▸ **STATED EXERCISE**: Extract every record, exactly as written, and ignore the pictures.

### DATA SUPPLIED

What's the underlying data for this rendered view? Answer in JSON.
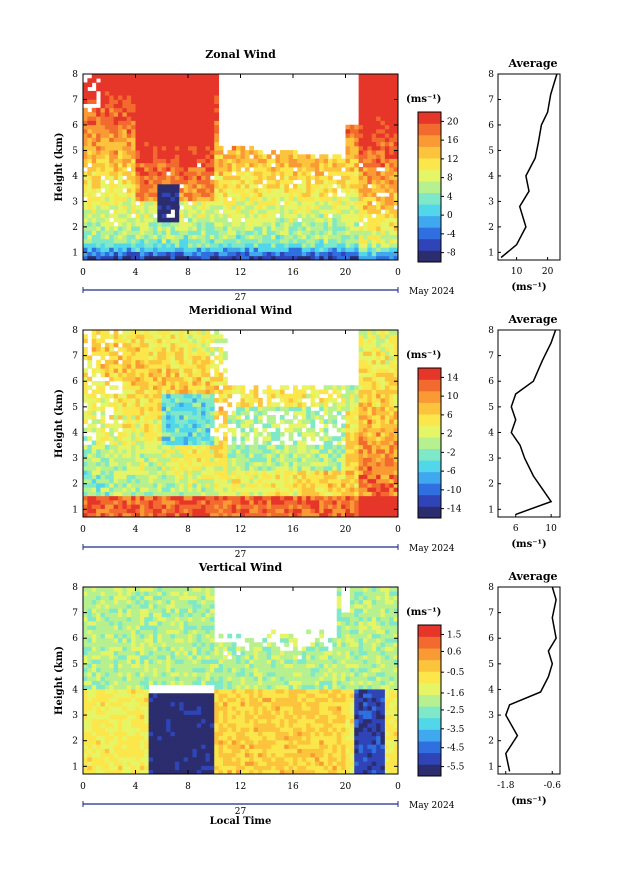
{
  "colors": {
    "wind_scale": [
      "#2b2d6e",
      "#2f44b6",
      "#2f6fe0",
      "#3fa8ef",
      "#52d6ea",
      "#7ee8c8",
      "#b6f08f",
      "#e6f566",
      "#fbe74b",
      "#fcc33c",
      "#f99a35",
      "#f26a2e",
      "#e6362a"
    ],
    "missing": "#ffffff",
    "axis": "#000000",
    "time_bar": "#1c2a8a"
  },
  "shared": {
    "height_ticks": [
      "1",
      "2",
      "3",
      "4",
      "5",
      "6",
      "7",
      "8"
    ],
    "time_ticks": [
      "0",
      "4",
      "8",
      "12",
      "16",
      "20",
      "0"
    ],
    "day_label": "27",
    "month_label": "May 2024",
    "ylabel": "Height (km)",
    "unit_label": "(ms⁻¹)",
    "xlabel": "Local Time",
    "avg_title": "Average"
  },
  "chart_data": [
    {
      "type": "heatmap",
      "title": "Zonal Wind",
      "x_ticks": [
        "0",
        "4",
        "8",
        "12",
        "16",
        "20",
        "0"
      ],
      "ylim": [
        0.7,
        8
      ],
      "colorbar": {
        "ticks": [
          "20",
          "16",
          "12",
          "8",
          "4",
          "0",
          "-4",
          "-8"
        ],
        "range": [
          -10,
          22
        ]
      },
      "profile": {
        "title": "Average",
        "x_ticks": [
          "10",
          "20"
        ],
        "xlim": [
          4,
          24
        ],
        "xlabel": "(ms⁻¹)",
        "y_ticks": [
          "1",
          "2",
          "3",
          "4",
          "5",
          "6",
          "7",
          "8"
        ],
        "points": [
          [
            5,
            0.8
          ],
          [
            10,
            1.3
          ],
          [
            13,
            2.0
          ],
          [
            11,
            2.8
          ],
          [
            14,
            3.4
          ],
          [
            13,
            4.0
          ],
          [
            16,
            4.7
          ],
          [
            17,
            5.3
          ],
          [
            18,
            6.0
          ],
          [
            20,
            6.5
          ],
          [
            21,
            7.2
          ],
          [
            23,
            8.0
          ]
        ]
      }
    },
    {
      "type": "heatmap",
      "title": "Meridional Wind",
      "x_ticks": [
        "0",
        "4",
        "8",
        "12",
        "16",
        "20",
        "0"
      ],
      "ylim": [
        0.7,
        8
      ],
      "colorbar": {
        "ticks": [
          "14",
          "10",
          "6",
          "2",
          "-2",
          "-6",
          "-10",
          "-14"
        ],
        "range": [
          -16,
          16
        ]
      },
      "profile": {
        "title": "Average",
        "x_ticks": [
          "6",
          "10"
        ],
        "xlim": [
          4,
          11
        ],
        "xlabel": "(ms⁻¹)",
        "y_ticks": [
          "1",
          "2",
          "3",
          "4",
          "5",
          "6",
          "7",
          "8"
        ],
        "points": [
          [
            6,
            0.8
          ],
          [
            10,
            1.3
          ],
          [
            9,
            1.8
          ],
          [
            8,
            2.3
          ],
          [
            7,
            3.0
          ],
          [
            6.5,
            3.5
          ],
          [
            5.5,
            4.0
          ],
          [
            6,
            4.5
          ],
          [
            5.5,
            5.0
          ],
          [
            6,
            5.5
          ],
          [
            8,
            6.0
          ],
          [
            9,
            6.8
          ],
          [
            10,
            7.5
          ],
          [
            10.5,
            8.0
          ]
        ]
      }
    },
    {
      "type": "heatmap",
      "title": "Vertical Wind",
      "x_ticks": [
        "0",
        "4",
        "8",
        "12",
        "16",
        "20",
        "0"
      ],
      "ylim": [
        0.7,
        8
      ],
      "colorbar": {
        "ticks": [
          "1.5",
          "0.6",
          "-0.5",
          "-1.6",
          "-2.5",
          "-3.5",
          "-4.5",
          "-5.5"
        ],
        "range": [
          -6,
          2
        ]
      },
      "profile": {
        "title": "Average",
        "x_ticks": [
          "-1.8",
          "-0.6"
        ],
        "xlim": [
          -2,
          -0.4
        ],
        "xlabel": "(ms⁻¹)",
        "y_ticks": [
          "1",
          "2",
          "3",
          "4",
          "5",
          "6",
          "7",
          "8"
        ],
        "points": [
          [
            -1.7,
            0.8
          ],
          [
            -1.8,
            1.5
          ],
          [
            -1.5,
            2.2
          ],
          [
            -1.8,
            3.0
          ],
          [
            -1.7,
            3.4
          ],
          [
            -0.9,
            3.9
          ],
          [
            -0.7,
            4.5
          ],
          [
            -0.6,
            5.0
          ],
          [
            -0.7,
            5.5
          ],
          [
            -0.5,
            6.0
          ],
          [
            -0.6,
            6.8
          ],
          [
            -0.5,
            7.5
          ],
          [
            -0.6,
            8.0
          ]
        ]
      }
    }
  ]
}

######

▸ **SOLUTION TO THIS PROBLEM**:
What's the underlying data for this rendered view? Answer in JSON.
{
  "colors": {
    "wind_scale": [
      "#2b2d6e",
      "#2f44b6",
      "#2f6fe0",
      "#3fa8ef",
      "#52d6ea",
      "#7ee8c8",
      "#b6f08f",
      "#e6f566",
      "#fbe74b",
      "#fcc33c",
      "#f99a35",
      "#f26a2e",
      "#e6362a"
    ],
    "missing": "#ffffff",
    "axis": "#000000",
    "time_bar": "#1c2a8a"
  },
  "shared": {
    "height_ticks": [
      "1",
      "2",
      "3",
      "4",
      "5",
      "6",
      "7",
      "8"
    ],
    "time_ticks": [
      "0",
      "4",
      "8",
      "12",
      "16",
      "20",
      "0"
    ],
    "day_label": "27",
    "month_label": "May 2024",
    "ylabel": "Height (km)",
    "unit_label": "(ms⁻¹)",
    "xlabel": "Local Time",
    "avg_title": "Average"
  },
  "chart_data": [
    {
      "type": "heatmap",
      "title": "Zonal Wind",
      "x_ticks": [
        "0",
        "4",
        "8",
        "12",
        "16",
        "20",
        "0"
      ],
      "ylim": [
        0.7,
        8
      ],
      "colorbar": {
        "ticks": [
          "20",
          "16",
          "12",
          "8",
          "4",
          "0",
          "-4",
          "-8"
        ],
        "range": [
          -10,
          22
        ]
      },
      "profile": {
        "title": "Average",
        "x_ticks": [
          "10",
          "20"
        ],
        "xlim": [
          4,
          24
        ],
        "xlabel": "(ms⁻¹)",
        "y_ticks": [
          "1",
          "2",
          "3",
          "4",
          "5",
          "6",
          "7",
          "8"
        ],
        "points": [
          [
            5,
            0.8
          ],
          [
            10,
            1.3
          ],
          [
            13,
            2.0
          ],
          [
            11,
            2.8
          ],
          [
            14,
            3.4
          ],
          [
            13,
            4.0
          ],
          [
            16,
            4.7
          ],
          [
            17,
            5.3
          ],
          [
            18,
            6.0
          ],
          [
            20,
            6.5
          ],
          [
            21,
            7.2
          ],
          [
            23,
            8.0
          ]
        ]
      }
    },
    {
      "type": "heatmap",
      "title": "Meridional Wind",
      "x_ticks": [
        "0",
        "4",
        "8",
        "12",
        "16",
        "20",
        "0"
      ],
      "ylim": [
        0.7,
        8
      ],
      "colorbar": {
        "ticks": [
          "14",
          "10",
          "6",
          "2",
          "-2",
          "-6",
          "-10",
          "-14"
        ],
        "range": [
          -16,
          16
        ]
      },
      "profile": {
        "title": "Average",
        "x_ticks": [
          "6",
          "10"
        ],
        "xlim": [
          4,
          11
        ],
        "xlabel": "(ms⁻¹)",
        "y_ticks": [
          "1",
          "2",
          "3",
          "4",
          "5",
          "6",
          "7",
          "8"
        ],
        "points": [
          [
            6,
            0.8
          ],
          [
            10,
            1.3
          ],
          [
            9,
            1.8
          ],
          [
            8,
            2.3
          ],
          [
            7,
            3.0
          ],
          [
            6.5,
            3.5
          ],
          [
            5.5,
            4.0
          ],
          [
            6,
            4.5
          ],
          [
            5.5,
            5.0
          ],
          [
            6,
            5.5
          ],
          [
            8,
            6.0
          ],
          [
            9,
            6.8
          ],
          [
            10,
            7.5
          ],
          [
            10.5,
            8.0
          ]
        ]
      }
    },
    {
      "type": "heatmap",
      "title": "Vertical Wind",
      "x_ticks": [
        "0",
        "4",
        "8",
        "12",
        "16",
        "20",
        "0"
      ],
      "ylim": [
        0.7,
        8
      ],
      "colorbar": {
        "ticks": [
          "1.5",
          "0.6",
          "-0.5",
          "-1.6",
          "-2.5",
          "-3.5",
          "-4.5",
          "-5.5"
        ],
        "range": [
          -6,
          2
        ]
      },
      "profile": {
        "title": "Average",
        "x_ticks": [
          "-1.8",
          "-0.6"
        ],
        "xlim": [
          -2,
          -0.4
        ],
        "xlabel": "(ms⁻¹)",
        "y_ticks": [
          "1",
          "2",
          "3",
          "4",
          "5",
          "6",
          "7",
          "8"
        ],
        "points": [
          [
            -1.7,
            0.8
          ],
          [
            -1.8,
            1.5
          ],
          [
            -1.5,
            2.2
          ],
          [
            -1.8,
            3.0
          ],
          [
            -1.7,
            3.4
          ],
          [
            -0.9,
            3.9
          ],
          [
            -0.7,
            4.5
          ],
          [
            -0.6,
            5.0
          ],
          [
            -0.7,
            5.5
          ],
          [
            -0.5,
            6.0
          ],
          [
            -0.6,
            6.8
          ],
          [
            -0.5,
            7.5
          ],
          [
            -0.6,
            8.0
          ]
        ]
      }
    }
  ]
}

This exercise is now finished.